* [GIVEN EXERCISE] Here are some entries; quote each one exactly.

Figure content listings
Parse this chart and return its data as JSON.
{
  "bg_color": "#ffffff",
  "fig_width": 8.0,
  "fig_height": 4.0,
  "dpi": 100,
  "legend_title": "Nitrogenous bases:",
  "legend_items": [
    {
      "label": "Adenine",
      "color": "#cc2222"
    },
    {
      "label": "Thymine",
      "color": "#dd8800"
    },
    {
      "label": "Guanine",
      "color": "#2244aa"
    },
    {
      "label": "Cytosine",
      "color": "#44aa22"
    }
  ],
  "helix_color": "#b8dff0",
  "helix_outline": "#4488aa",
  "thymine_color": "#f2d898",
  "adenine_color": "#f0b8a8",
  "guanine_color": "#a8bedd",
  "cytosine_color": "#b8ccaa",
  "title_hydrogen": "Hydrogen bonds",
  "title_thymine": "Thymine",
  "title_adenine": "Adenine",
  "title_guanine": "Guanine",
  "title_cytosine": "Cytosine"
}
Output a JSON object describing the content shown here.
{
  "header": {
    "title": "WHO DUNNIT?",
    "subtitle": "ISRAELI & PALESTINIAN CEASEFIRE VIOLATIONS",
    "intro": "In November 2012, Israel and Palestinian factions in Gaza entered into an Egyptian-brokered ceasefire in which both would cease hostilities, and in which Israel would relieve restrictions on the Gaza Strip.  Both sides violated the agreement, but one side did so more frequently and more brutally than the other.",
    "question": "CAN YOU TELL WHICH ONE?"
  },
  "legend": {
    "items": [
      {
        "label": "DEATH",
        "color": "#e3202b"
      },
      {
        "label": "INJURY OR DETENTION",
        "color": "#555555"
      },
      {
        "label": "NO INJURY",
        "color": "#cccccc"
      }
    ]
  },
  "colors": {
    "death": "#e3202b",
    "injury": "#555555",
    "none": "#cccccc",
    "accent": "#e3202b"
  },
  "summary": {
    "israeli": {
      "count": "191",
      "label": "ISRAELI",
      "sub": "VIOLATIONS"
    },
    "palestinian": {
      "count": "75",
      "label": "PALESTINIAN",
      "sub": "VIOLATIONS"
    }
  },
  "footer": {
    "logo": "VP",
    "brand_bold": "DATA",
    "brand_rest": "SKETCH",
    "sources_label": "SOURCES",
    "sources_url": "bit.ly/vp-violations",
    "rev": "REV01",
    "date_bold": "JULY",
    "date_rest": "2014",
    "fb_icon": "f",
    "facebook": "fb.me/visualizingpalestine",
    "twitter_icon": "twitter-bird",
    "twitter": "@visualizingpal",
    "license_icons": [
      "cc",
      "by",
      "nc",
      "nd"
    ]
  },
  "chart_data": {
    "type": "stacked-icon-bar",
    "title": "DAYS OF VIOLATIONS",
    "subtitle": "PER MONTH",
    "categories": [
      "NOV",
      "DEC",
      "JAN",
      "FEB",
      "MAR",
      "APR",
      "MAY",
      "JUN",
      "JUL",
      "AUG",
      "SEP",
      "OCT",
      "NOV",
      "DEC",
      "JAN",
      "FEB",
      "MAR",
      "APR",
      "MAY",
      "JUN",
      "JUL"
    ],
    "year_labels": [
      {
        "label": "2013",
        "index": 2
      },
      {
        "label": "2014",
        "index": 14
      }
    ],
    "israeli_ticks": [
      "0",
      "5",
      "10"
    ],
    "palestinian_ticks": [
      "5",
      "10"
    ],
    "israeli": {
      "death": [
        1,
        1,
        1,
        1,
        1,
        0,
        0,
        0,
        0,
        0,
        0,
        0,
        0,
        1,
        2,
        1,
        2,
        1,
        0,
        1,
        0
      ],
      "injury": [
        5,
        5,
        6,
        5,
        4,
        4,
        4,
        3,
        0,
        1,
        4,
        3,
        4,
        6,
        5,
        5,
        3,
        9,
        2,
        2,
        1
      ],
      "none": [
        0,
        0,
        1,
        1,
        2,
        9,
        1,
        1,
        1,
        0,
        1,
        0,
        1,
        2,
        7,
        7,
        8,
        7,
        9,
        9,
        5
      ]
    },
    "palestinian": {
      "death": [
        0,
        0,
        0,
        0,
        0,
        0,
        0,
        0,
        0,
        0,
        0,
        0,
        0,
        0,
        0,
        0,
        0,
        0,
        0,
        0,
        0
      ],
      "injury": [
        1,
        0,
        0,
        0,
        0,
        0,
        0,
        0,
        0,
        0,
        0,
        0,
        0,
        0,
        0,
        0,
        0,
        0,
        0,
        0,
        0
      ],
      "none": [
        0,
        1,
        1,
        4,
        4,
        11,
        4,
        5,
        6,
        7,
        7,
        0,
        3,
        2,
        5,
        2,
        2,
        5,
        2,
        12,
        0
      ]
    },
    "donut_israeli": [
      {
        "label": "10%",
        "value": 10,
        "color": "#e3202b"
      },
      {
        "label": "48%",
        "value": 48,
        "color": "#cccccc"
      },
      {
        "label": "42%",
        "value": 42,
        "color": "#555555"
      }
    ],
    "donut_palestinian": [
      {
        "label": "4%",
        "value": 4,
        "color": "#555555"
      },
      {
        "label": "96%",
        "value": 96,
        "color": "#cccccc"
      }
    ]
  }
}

* [RESPONSE TO THE TASK]
Parse this chart and return its data as JSON.
{
  "bg_color": "#ffffff",
  "fig_width": 8.0,
  "fig_height": 4.0,
  "dpi": 100,
  "legend_title": "Nitrogenous bases:",
  "legend_items": [
    {
      "label": "Adenine",
      "color": "#cc2222"
    },
    {
      "label": "Thymine",
      "color": "#dd8800"
    },
    {
      "label": "Guanine",
      "color": "#2244aa"
    },
    {
      "label": "Cytosine",
      "color": "#44aa22"
    }
  ],
  "helix_color": "#b8dff0",
  "helix_outline": "#4488aa",
  "thymine_color": "#f2d898",
  "adenine_color": "#f0b8a8",
  "guanine_color": "#a8bedd",
  "cytosine_color": "#b8ccaa",
  "title_hydrogen": "Hydrogen bonds",
  "title_thymine": "Thymine",
  "title_adenine": "Adenine",
  "title_guanine": "Guanine",
  "title_cytosine": "Cytosine"
}
Output a JSON object describing the content shown here.
{
  "header": {
    "title": "WHO DUNNIT?",
    "subtitle": "ISRAELI & PALESTINIAN CEASEFIRE VIOLATIONS",
    "intro": "In November 2012, Israel and Palestinian factions in Gaza entered into an Egyptian-brokered ceasefire in which both would cease hostilities, and in which Israel would relieve restrictions on the Gaza Strip.  Both sides violated the agreement, but one side did so more frequently and more brutally than the other.",
    "question": "CAN YOU TELL WHICH ONE?"
  },
  "legend": {
    "items": [
      {
        "label": "DEATH",
        "color": "#e3202b"
      },
      {
        "label": "INJURY OR DETENTION",
        "color": "#555555"
      },
      {
        "label": "NO INJURY",
        "color": "#cccccc"
      }
    ]
  },
  "colors": {
    "death": "#e3202b",
    "injury": "#555555",
    "none": "#cccccc",
    "accent": "#e3202b"
  },
  "summary": {
    "israeli": {
      "count": "191",
      "label": "ISRAELI",
      "sub": "VIOLATIONS"
    },
    "palestinian": {
      "count": "75",
      "label": "PALESTINIAN",
      "sub": "VIOLATIONS"
    }
  },
  "footer": {
    "logo": "VP",
    "brand_bold": "DATA",
    "brand_rest": "SKETCH",
    "sources_label": "SOURCES",
    "sources_url": "bit.ly/vp-violations",
    "rev": "REV01",
    "date_bold": "JULY",
    "date_rest": "2014",
    "fb_icon": "f",
    "facebook": "fb.me/visualizingpalestine",
    "twitter_icon": "twitter-bird",
    "twitter": "@visualizingpal",
    "license_icons": [
      "cc",
      "by",
      "nc",
      "nd"
    ]
  },
  "chart_data": {
    "type": "stacked-icon-bar",
    "title": "DAYS OF VIOLATIONS",
    "subtitle": "PER MONTH",
    "categories": [
      "NOV",
      "DEC",
      "JAN",
      "FEB",
      "MAR",
      "APR",
      "MAY",
      "JUN",
      "JUL",
      "AUG",
      "SEP",
      "OCT",
      "NOV",
      "DEC",
      "JAN",
      "FEB",
      "MAR",
      "APR",
      "MAY",
      "JUN",
      "JUL"
    ],
    "year_labels": [
      {
        "label": "2013",
        "index": 2
      },
      {
        "label": "2014",
        "index": 14
      }
    ],
    "israeli_ticks": [
      "0",
      "5",
      "10"
    ],
    "palestinian_ticks": [
      "5",
      "10"
    ],
    "israeli": {
      "death": [
        1,
        1,
        1,
        1,
        1,
        0,
        0,
        0,
        0,
        0,
        0,
        0,
        0,
        1,
        2,
        1,
        2,
        1,
        0,
        1,
        0
      ],
      "injury": [
        5,
        5,
        6,
        5,
        4,
        4,
        4,
        3,
        0,
        1,
        4,
        3,
        4,
        6,
        5,
        5,
        3,
        9,
        2,
        2,
        1
      ],
      "none": [
        0,
        0,
        1,
        1,
        2,
        9,
        1,
        1,
        1,
        0,
        1,
        0,
        1,
        2,
        7,
        7,
        8,
        7,
        9,
        9,
        5
      ]
    },
    "palestinian": {
      "death": [
        0,
        0,
        0,
        0,
        0,
        0,
        0,
        0,
        0,
        0,
        0,
        0,
        0,
        0,
        0,
        0,
        0,
        0,
        0,
        0,
        0
      ],
      "injury": [
        1,
        0,
        0,
        0,
        0,
        0,
        0,
        0,
        0,
        0,
        0,
        0,
        0,
        0,
        0,
        0,
        0,
        0,
        0,
        0,
        0
      ],
      "none": [
        0,
        1,
        1,
        4,
        4,
        11,
        4,
        5,
        6,
        7,
        7,
        0,
        3,
        2,
        5,
        2,
        2,
        5,
        2,
        12,
        0
      ]
    },
    "donut_israeli": [
      {
        "label": "10%",
        "value": 10,
        "color": "#e3202b"
      },
      {
        "label": "48%",
        "value": 48,
        "color": "#cccccc"
      },
      {
        "label": "42%",
        "value": 42,
        "color": "#555555"
      }
    ],
    "donut_palestinian": [
      {
        "label": "4%",
        "value": 4,
        "color": "#555555"
      },
      {
        "label": "96%",
        "value": 96,
        "color": "#cccccc"
      }
    ]
  }
}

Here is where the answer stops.